### What is required
Leave out any pictures and transcribe all other data below exactly.

### Listed entries
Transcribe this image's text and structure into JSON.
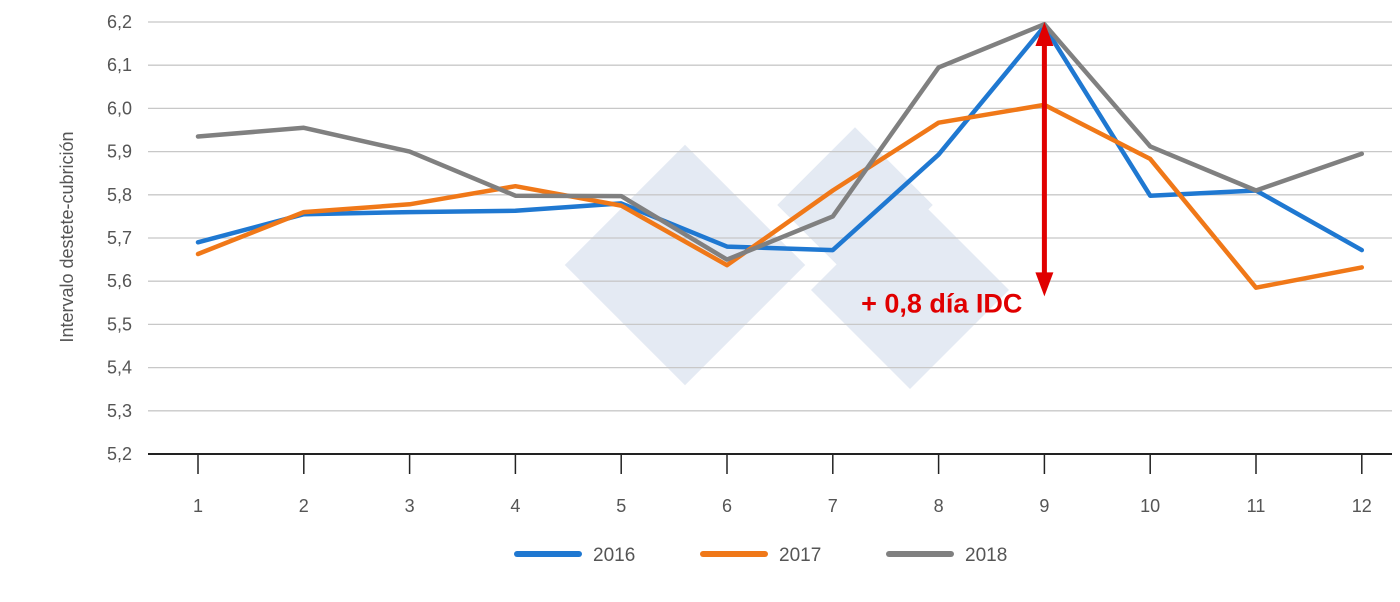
{
  "chart_data": {
    "type": "line",
    "title": "",
    "xlabel": "",
    "ylabel": "Intervalo destete-cubrición",
    "categories": [
      "1",
      "2",
      "3",
      "4",
      "5",
      "6",
      "7",
      "8",
      "9",
      "10",
      "11",
      "12"
    ],
    "ylim": [
      5.2,
      6.2
    ],
    "yticks": [
      "5,2",
      "5,3",
      "5,4",
      "5,5",
      "5,6",
      "5,7",
      "5,8",
      "5,9",
      "6,0",
      "6,1",
      "6,2"
    ],
    "grid": true,
    "legend_position": "bottom",
    "series": [
      {
        "name": "2016",
        "color": "#1f78d1",
        "values": [
          5.69,
          5.755,
          5.76,
          5.763,
          5.78,
          5.68,
          5.672,
          5.893,
          6.19,
          5.798,
          5.81,
          5.672
        ]
      },
      {
        "name": "2017",
        "color": "#f07818",
        "values": [
          5.663,
          5.76,
          5.778,
          5.82,
          5.775,
          5.637,
          5.81,
          5.967,
          6.008,
          5.883,
          5.585,
          5.632
        ]
      },
      {
        "name": "2018",
        "color": "#808080",
        "values": [
          5.935,
          5.955,
          5.9,
          5.798,
          5.797,
          5.65,
          5.75,
          6.095,
          6.195,
          5.912,
          5.81,
          5.895
        ]
      }
    ],
    "annotation": {
      "text": "+ 0,8 día IDC",
      "color": "#e00000",
      "x_category": "9",
      "y_from": 6.2,
      "y_to": 5.565
    }
  }
}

### The solution
Transcribe this image's text and structure into JSON.
{
  "chart_data": {
    "type": "line",
    "title": "",
    "xlabel": "",
    "ylabel": "Intervalo destete-cubrición",
    "categories": [
      "1",
      "2",
      "3",
      "4",
      "5",
      "6",
      "7",
      "8",
      "9",
      "10",
      "11",
      "12"
    ],
    "ylim": [
      5.2,
      6.2
    ],
    "yticks": [
      "5,2",
      "5,3",
      "5,4",
      "5,5",
      "5,6",
      "5,7",
      "5,8",
      "5,9",
      "6,0",
      "6,1",
      "6,2"
    ],
    "grid": true,
    "legend_position": "bottom",
    "series": [
      {
        "name": "2016",
        "color": "#1f78d1",
        "values": [
          5.69,
          5.755,
          5.76,
          5.763,
          5.78,
          5.68,
          5.672,
          5.893,
          6.19,
          5.798,
          5.81,
          5.672
        ]
      },
      {
        "name": "2017",
        "color": "#f07818",
        "values": [
          5.663,
          5.76,
          5.778,
          5.82,
          5.775,
          5.637,
          5.81,
          5.967,
          6.008,
          5.883,
          5.585,
          5.632
        ]
      },
      {
        "name": "2018",
        "color": "#808080",
        "values": [
          5.935,
          5.955,
          5.9,
          5.798,
          5.797,
          5.65,
          5.75,
          6.095,
          6.195,
          5.912,
          5.81,
          5.895
        ]
      }
    ],
    "annotation": {
      "text": "+ 0,8 día IDC",
      "color": "#e00000",
      "x_category": "9",
      "y_from": 6.2,
      "y_to": 5.565
    }
  }
}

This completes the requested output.